■ TASK STATEMENT:
Filter for the word "philosophy" and keep each matching line.

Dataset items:
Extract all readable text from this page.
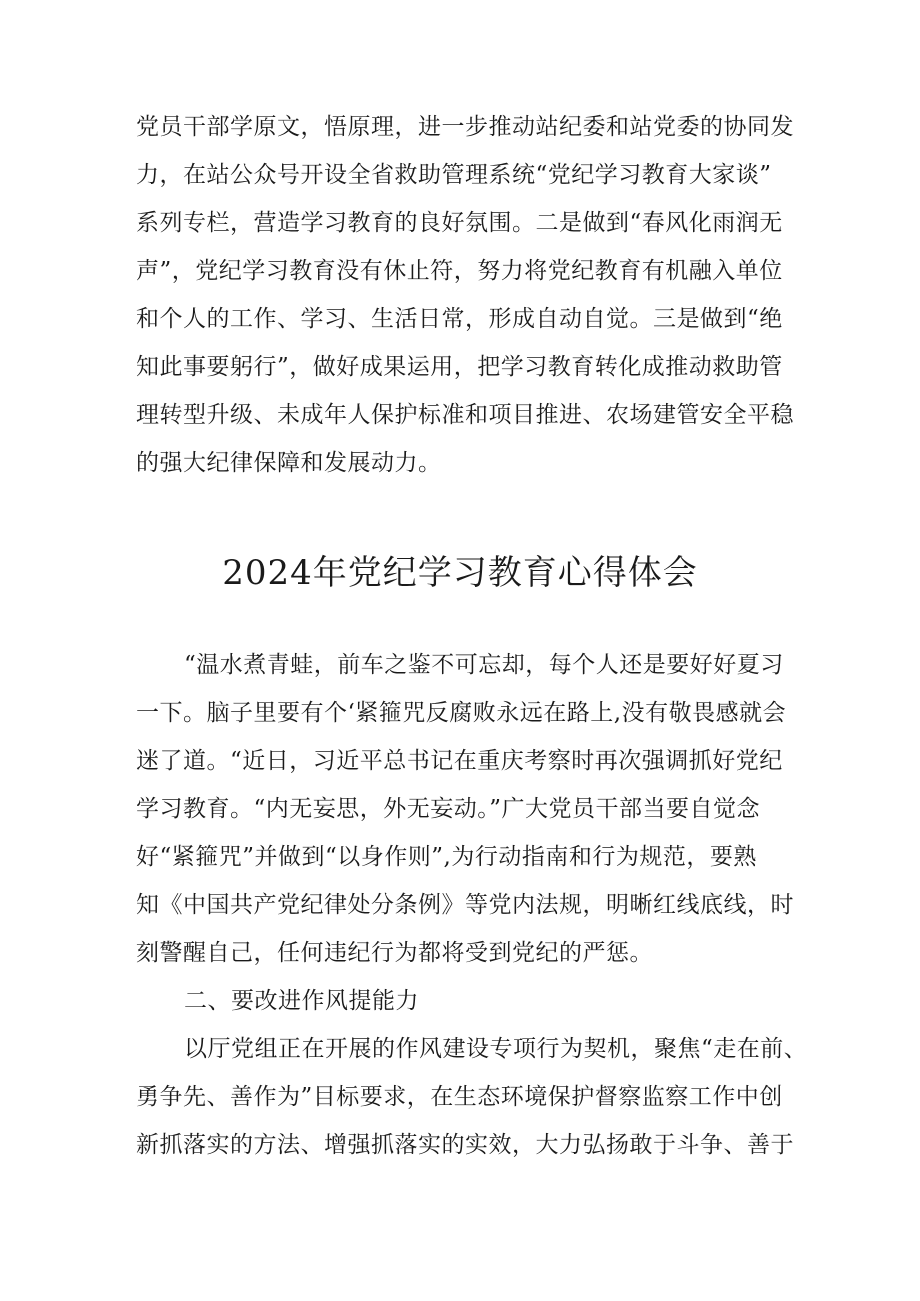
党员干部学原文，悟原理，进一步推动站纪委和站党委的协同发
力，在站公众号开设全省救助管理系统“党纪学习教育大家谈”
系列专栏，营造学习教育的良好氛围。二是做到“春风化雨润无
声”，党纪学习教育没有休止符，努力将党纪教育有机融入单位
和个人的工作、学习、生活日常，形成自动自觉。三是做到“绝
知此事要躬行”，做好成果运用，把学习教育转化成推动救助管
理转型升级、未成年人保护标准和项目推进、农场建管安全平稳
的强大纪律保障和发展动力。
2024年党纪学习教育心得体会
“温水煮青蛙，前车之鉴不可忘却，每个人还是要好好夏习
一下。脑子里要有个‘紧箍咒反腐败永远在路上,没有敬畏感就会
迷了道。“近日，习近平总书记在重庆考察时再次强调抓好党纪
学习教育。“内无妄思，外无妄动。”广大党员干部当要自觉念
好“紧箍咒”并做到“以身作则”,为行动指南和行为规范，要熟
知《中国共产党纪律处分条例》等党内法规，明晰红线底线，时
刻警醒自己，任何违纪行为都将受到党纪的严惩。
二、要改进作风提能力
以厅党组正在开展的作风建设专项行为契机，聚焦“走在前、
勇争先、善作为”目标要求，在生态环境保护督察监察工作中创
新抓落实的方法、增强抓落实的实效，大力弘扬敢于斗争、善于
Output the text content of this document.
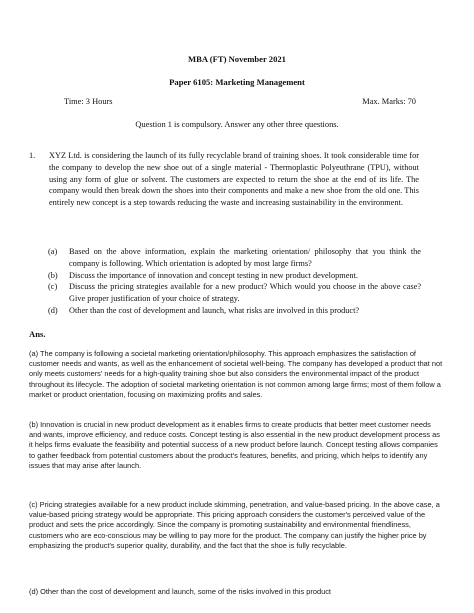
MBA (FT) November 2021
Paper 6105: Marketing Management
Time: 3 Hours	Max. Marks: 70
Question 1 is compulsory. Answer any other three questions.
1. XYZ Ltd. is considering the launch of its fully recyclable brand of training shoes. It took considerable time for the company to develop the new shoe out of a single material - Thermoplastic Polyeuthrane (TPU), without using any form of glue or solvent. The customers are expected to return the shoe at the end of its life. The company would then break down the shoes into their components and make a new shoe from the old one. This entirely new concept is a step towards reducing the waste and increasing sustainability in the environment.
(a) Based on the above information, explain the marketing orientation/ philosophy that you think the company is following. Which orientation is adopted by most large firms?
(b) Discuss the importance of innovation and concept testing in new product development.
(c) Discuss the pricing strategies available for a new product? Which would you choose in the above case? Give proper justification of your choice of strategy.
(d) Other than the cost of development and launch, what risks are involved in this product?
Ans.
(a) The company is following a societal marketing orientation/philosophy. This approach emphasizes the satisfaction of customer needs and wants, as well as the enhancement of societal well-being. The company has developed a product that not only meets customers' needs for a high-quality training shoe but also considers the environmental impact of the product throughout its lifecycle. The adoption of societal marketing orientation is not common among large firms; most of them follow a market or product orientation, focusing on maximizing profits and sales.
(b) Innovation is crucial in new product development as it enables firms to create products that better meet customer needs and wants, improve efficiency, and reduce costs. Concept testing is also essential in the new product development process as it helps firms evaluate the feasibility and potential success of a new product before launch. Concept testing allows companies to gather feedback from potential customers about the product's features, benefits, and pricing, which helps to identify any issues that may arise after launch.
(c) Pricing strategies available for a new product include skimming, penetration, and value-based pricing. In the above case, a value-based pricing strategy would be appropriate. This pricing approach considers the customer's perceived value of the product and sets the price accordingly. Since the company is promoting sustainability and environmental friendliness, customers who are eco-conscious may be willing to pay more for the product. The company can justify the higher price by emphasizing the product's superior quality, durability, and the fact that the shoe is fully recyclable.
(d) Other than the cost of development and launch, some of the risks involved in this product
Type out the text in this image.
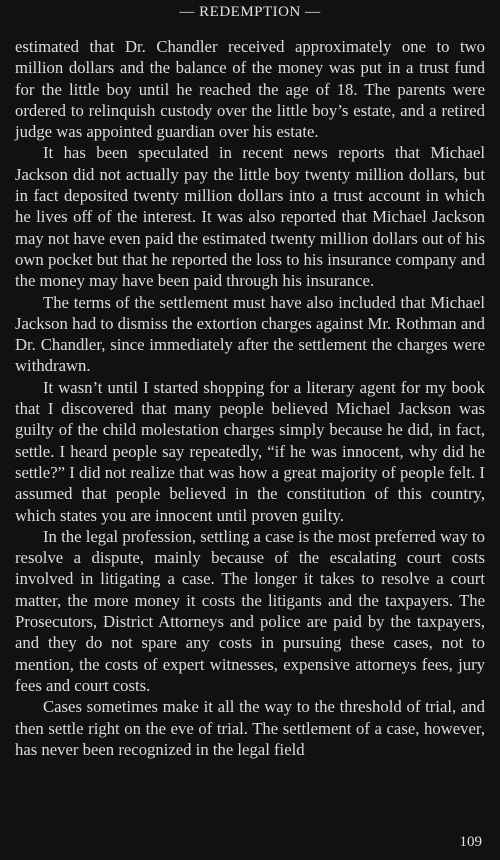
— REDEMPTION —

estimated that Dr. Chandler received approximately one to two million dollars and the balance of the money was put in a trust fund for the little boy until he reached the age of 18. The parents were ordered to relinquish custody over the little boy’s estate, and a retired judge was appointed guardian over his estate.

It has been speculated in recent news reports that Michael Jackson did not actually pay the little boy twenty million dollars, but in fact deposited twenty million dollars into a trust account in which he lives off of the interest. It was also reported that Michael Jackson may not have even paid the estimated twenty million dollars out of his own pocket but that he reported the loss to his insurance company and the money may have been paid through his insurance.

The terms of the settlement must have also included that Michael Jackson had to dismiss the extortion charges against Mr. Rothman and Dr. Chandler, since immediately after the settlement the charges were withdrawn.

It wasn’t until I started shopping for a literary agent for my book that I discovered that many people believed Michael Jackson was guilty of the child molestation charges simply because he did, in fact, settle. I heard people say repeatedly, “if he was innocent, why did he settle?” I did not realize that was how a great majority of people felt. I assumed that people believed in the constitution of this country, which states you are innocent until proven guilty.

In the legal profession, settling a case is the most preferred way to resolve a dispute, mainly because of the escalating court costs involved in litigating a case. The longer it takes to resolve a court matter, the more money it costs the litigants and the taxpayers. The Prosecutors, District Attorneys and police are paid by the taxpayers, and they do not spare any costs in pursuing these cases, not to mention, the costs of expert witnesses, expensive attorneys fees, jury fees and court costs.

Cases sometimes make it all the way to the threshold of trial, and then settle right on the eve of trial. The settlement of a case, however, has never been recognized in the legal field

109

■ FULL RESPONSE:
(a) Based on the above information, explain the marketing orientation/ philosophy that you think the company is following. Which orientation is adopted by most large firms?
(a) The company is following a societal marketing orientation/philosophy. This approach emphasizes the satisfaction of customer needs and wants, as well as the enhancement of societal well-being. The company has developed a product that not only meets customers' needs for a high-quality training shoe but also considers the environmental impact of the product throughout its lifecycle. The adoption of societal marketing orientation is not common among large firms; most of them follow a market or product orientation, focusing on maximizing profits and sales.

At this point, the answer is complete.